• [Given request]
Print every one of the lines below word for word, leaving out the pictures.

(Data items)

▬▬▬▬▬▬▬▬▬▬

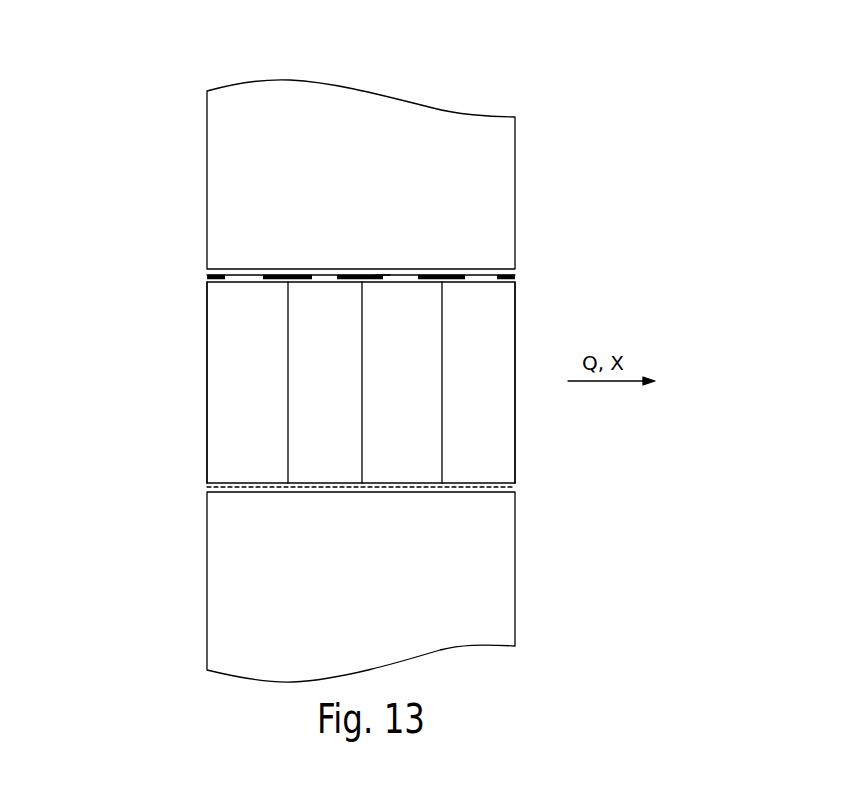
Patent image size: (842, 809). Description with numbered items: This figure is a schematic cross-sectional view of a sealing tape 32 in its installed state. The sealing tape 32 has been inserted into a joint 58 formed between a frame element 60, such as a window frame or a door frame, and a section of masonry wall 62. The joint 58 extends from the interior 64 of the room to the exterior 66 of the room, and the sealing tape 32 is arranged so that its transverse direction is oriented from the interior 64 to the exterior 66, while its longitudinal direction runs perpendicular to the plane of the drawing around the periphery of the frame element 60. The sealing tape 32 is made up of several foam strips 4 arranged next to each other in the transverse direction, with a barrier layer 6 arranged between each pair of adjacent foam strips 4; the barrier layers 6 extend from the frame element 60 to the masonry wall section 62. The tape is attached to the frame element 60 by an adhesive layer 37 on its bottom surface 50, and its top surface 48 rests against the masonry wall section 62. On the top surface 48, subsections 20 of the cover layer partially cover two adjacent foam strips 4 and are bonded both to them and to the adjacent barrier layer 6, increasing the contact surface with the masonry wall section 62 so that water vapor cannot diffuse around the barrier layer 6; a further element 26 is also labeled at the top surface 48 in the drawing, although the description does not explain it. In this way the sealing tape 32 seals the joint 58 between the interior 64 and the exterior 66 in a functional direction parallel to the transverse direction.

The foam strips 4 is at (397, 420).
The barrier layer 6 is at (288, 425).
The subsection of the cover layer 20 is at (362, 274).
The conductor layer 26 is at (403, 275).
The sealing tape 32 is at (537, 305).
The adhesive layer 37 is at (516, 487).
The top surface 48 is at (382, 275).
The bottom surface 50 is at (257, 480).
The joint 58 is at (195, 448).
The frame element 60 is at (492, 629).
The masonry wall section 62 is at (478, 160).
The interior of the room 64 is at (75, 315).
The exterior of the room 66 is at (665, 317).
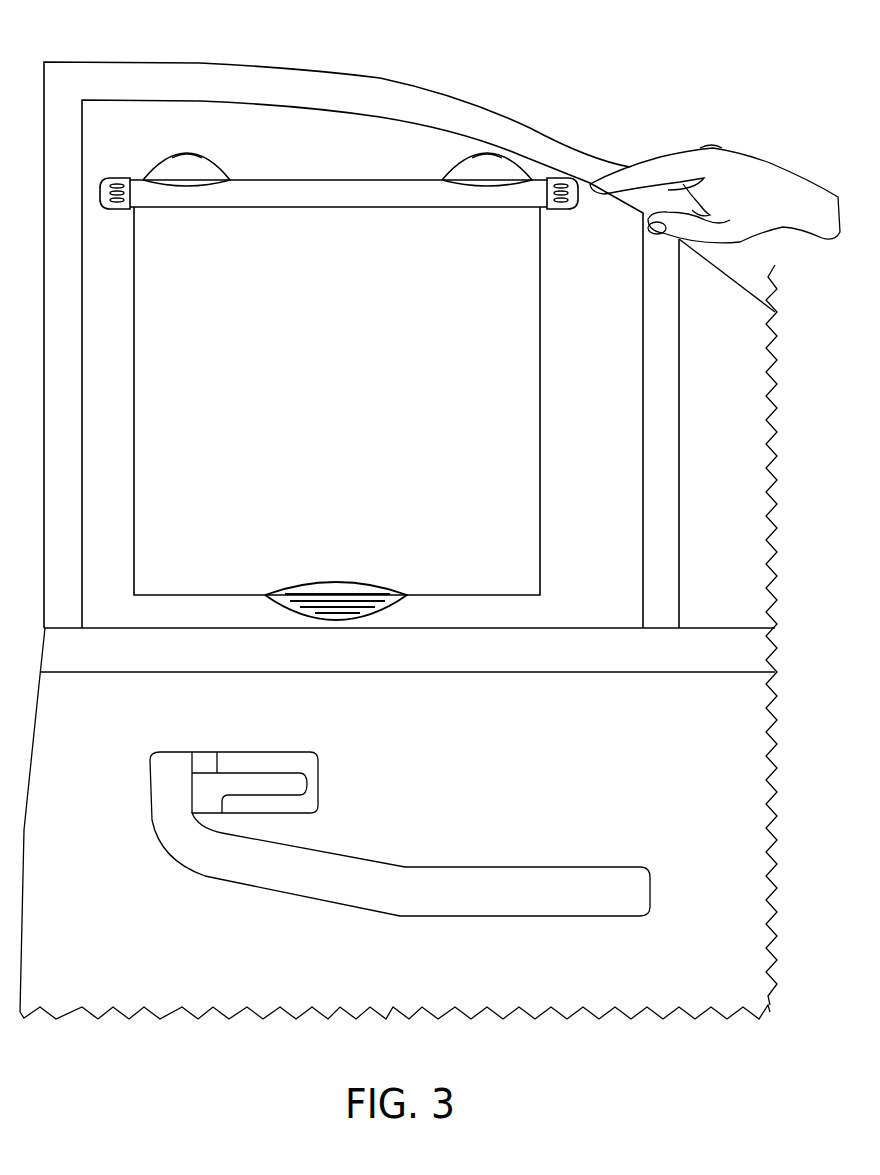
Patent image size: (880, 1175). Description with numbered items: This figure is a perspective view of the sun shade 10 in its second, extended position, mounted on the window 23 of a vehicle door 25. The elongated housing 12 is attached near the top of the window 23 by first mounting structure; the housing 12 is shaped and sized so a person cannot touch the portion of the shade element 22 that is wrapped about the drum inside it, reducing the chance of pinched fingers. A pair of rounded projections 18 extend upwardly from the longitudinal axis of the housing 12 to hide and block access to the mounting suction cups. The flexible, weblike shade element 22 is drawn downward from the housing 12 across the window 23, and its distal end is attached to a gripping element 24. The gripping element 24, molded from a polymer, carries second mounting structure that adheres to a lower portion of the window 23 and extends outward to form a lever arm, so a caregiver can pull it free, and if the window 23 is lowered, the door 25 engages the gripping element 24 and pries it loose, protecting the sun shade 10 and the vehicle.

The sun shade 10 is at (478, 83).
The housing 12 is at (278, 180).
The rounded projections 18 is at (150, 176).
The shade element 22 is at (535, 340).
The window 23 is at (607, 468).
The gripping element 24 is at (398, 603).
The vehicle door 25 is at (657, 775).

▬▬▬▬▬▬▬▬▬▬

• [Exercise answer]
Patent image size: (842, 809). Description with numbered items: This figure is a schematic cross-sectional view of a sealing tape 32 in its installed state. The sealing tape 32 has been inserted into a joint 58 formed between a frame element 60, such as a window frame or a door frame, and a section of masonry wall 62. The joint 58 extends from the interior 64 of the room to the exterior 66 of the room, and the sealing tape 32 is arranged so that its transverse direction is oriented from the interior 64 to the exterior 66, while its longitudinal direction runs perpendicular to the plane of the drawing around the periphery of the frame element 60. The sealing tape 32 is made up of several foam strips 4 arranged next to each other in the transverse direction, with a barrier layer 6 arranged between each pair of adjacent foam strips 4; the barrier layers 6 extend from the frame element 60 to the masonry wall section 62. The tape is attached to the frame element 60 by an adhesive layer 37 on its bottom surface 50, and its top surface 48 rests against the masonry wall section 62. On the top surface 48, subsections 20 of the cover layer partially cover two adjacent foam strips 4 and are bonded both to them and to the adjacent barrier layer 6, increasing the contact surface with the masonry wall section 62 so that water vapor cannot diffuse around the barrier layer 6; a further element 26 is also labeled at the top surface 48 in the drawing, although the description does not explain it. In this way the sealing tape 32 seals the joint 58 between the interior 64 and the exterior 66 in a functional direction parallel to the transverse direction.

The foam strips 4 is at (397, 420).
The barrier layer 6 is at (288, 425).
The subsection of the cover layer 20 is at (362, 274).
The conductor layer 26 is at (403, 275).
The sealing tape 32 is at (537, 305).
The adhesive layer 37 is at (516, 487).
The top surface 48 is at (382, 275).
The bottom surface 50 is at (257, 480).
The joint 58 is at (195, 448).
The frame element 60 is at (492, 629).
The masonry wall section 62 is at (478, 160).
The interior of the room 64 is at (75, 315).
The exterior of the room 66 is at (665, 317).
Patent image size: (880, 1175). Description with numbered items: This figure is a perspective view of the sun shade 10 in its second, extended position, mounted on the window 23 of a vehicle door 25. The elongated housing 12 is attached near the top of the window 23 by first mounting structure; the housing 12 is shaped and sized so a person cannot touch the portion of the shade element 22 that is wrapped about the drum inside it, reducing the chance of pinched fingers. A pair of rounded projections 18 extend upwardly from the longitudinal axis of the housing 12 to hide and block access to the mounting suction cups. The flexible, weblike shade element 22 is drawn downward from the housing 12 across the window 23, and its distal end is attached to a gripping element 24. The gripping element 24, molded from a polymer, carries second mounting structure that adheres to a lower portion of the window 23 and extends outward to form a lever arm, so a caregiver can pull it free, and if the window 23 is lowered, the door 25 engages the gripping element 24 and pries it loose, protecting the sun shade 10 and the vehicle.

The sun shade 10 is at (478, 83).
The housing 12 is at (278, 180).
The rounded projections 18 is at (150, 176).
The shade element 22 is at (535, 340).
The window 23 is at (607, 468).
The gripping element 24 is at (398, 603).
The vehicle door 25 is at (657, 775).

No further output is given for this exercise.